* [The task] Please quote the material exactly, every line of it.

--

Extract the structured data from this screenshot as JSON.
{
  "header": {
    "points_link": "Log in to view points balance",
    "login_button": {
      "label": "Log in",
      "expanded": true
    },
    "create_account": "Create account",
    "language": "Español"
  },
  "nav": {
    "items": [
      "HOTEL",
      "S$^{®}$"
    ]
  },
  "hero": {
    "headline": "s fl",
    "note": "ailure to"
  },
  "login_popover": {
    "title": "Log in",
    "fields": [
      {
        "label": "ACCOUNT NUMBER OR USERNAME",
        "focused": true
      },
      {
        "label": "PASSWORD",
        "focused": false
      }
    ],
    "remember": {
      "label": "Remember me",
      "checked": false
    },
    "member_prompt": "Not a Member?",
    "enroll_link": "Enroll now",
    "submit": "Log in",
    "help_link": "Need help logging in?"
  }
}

--

* [Task answer]
Extract the structured data from this screenshot as JSON.
{
  "header": {
    "points_link": "Log in to view points balance",
    "login_button": {
      "label": "Log in",
      "expanded": true
    },
    "create_account": "Create account",
    "language": "Español"
  },
  "nav": {
    "items": [
      "HOTEL",
      "S$^{®}$"
    ]
  },
  "hero": {
    "headline": "s fl",
    "note": "ailure to"
  },
  "login_popover": {
    "title": "Log in",
    "fields": [
      {
        "label": "ACCOUNT NUMBER OR USERNAME",
        "focused": true
      },
      {
        "label": "PASSWORD",
        "focused": false
      }
    ],
    "remember": {
      "label": "Remember me",
      "checked": false
    },
    "member_prompt": "Not a Member?",
    "enroll_link": "Enroll now",
    "submit": "Log in",
    "help_link": "Need help logging in?"
  }
}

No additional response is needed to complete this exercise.